> **DIRECTIONS**
Present each line of the entries below that holds the word "phase".

> **SUPPLIED DATA**
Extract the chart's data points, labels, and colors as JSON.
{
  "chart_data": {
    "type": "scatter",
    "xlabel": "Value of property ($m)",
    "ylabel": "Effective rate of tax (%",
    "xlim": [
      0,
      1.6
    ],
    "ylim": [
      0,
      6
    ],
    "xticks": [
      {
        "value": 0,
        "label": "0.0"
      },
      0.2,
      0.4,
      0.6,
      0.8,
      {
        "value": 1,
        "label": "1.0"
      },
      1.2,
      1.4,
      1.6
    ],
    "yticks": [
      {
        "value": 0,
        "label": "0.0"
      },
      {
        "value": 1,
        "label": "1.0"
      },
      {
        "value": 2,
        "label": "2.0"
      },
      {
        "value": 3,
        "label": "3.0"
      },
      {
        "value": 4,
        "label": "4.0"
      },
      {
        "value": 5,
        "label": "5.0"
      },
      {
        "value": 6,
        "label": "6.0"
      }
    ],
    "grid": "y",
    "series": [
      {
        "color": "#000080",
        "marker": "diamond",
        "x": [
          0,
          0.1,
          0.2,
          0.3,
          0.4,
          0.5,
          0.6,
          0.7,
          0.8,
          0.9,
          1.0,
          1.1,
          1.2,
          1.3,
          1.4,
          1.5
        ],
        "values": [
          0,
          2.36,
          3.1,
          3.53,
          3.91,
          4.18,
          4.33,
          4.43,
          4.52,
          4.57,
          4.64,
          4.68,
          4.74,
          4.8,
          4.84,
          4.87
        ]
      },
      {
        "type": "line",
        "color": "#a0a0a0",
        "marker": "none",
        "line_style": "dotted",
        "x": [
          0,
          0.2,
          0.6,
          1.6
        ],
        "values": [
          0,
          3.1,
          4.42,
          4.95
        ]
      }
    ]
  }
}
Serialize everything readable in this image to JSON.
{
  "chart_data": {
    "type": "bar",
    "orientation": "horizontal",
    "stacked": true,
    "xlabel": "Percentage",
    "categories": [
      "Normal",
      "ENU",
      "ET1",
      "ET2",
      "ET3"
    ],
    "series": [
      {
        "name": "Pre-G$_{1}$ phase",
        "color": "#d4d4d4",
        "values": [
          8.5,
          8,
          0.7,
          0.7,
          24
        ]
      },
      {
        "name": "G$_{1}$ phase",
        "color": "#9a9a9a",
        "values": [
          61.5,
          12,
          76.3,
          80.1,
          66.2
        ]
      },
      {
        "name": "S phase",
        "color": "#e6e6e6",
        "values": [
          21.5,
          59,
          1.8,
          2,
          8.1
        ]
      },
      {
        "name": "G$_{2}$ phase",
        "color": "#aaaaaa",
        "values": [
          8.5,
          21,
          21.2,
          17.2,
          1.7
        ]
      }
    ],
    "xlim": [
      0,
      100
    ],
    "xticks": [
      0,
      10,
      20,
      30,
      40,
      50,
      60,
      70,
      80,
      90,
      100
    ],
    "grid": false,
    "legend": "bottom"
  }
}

> **RESULT**
        "name": "Pre-G$_{1}$ phase",
        "name": "G$_{1}$ phase",
        "name": "S phase",
        "name": "G$_{2}$ phase",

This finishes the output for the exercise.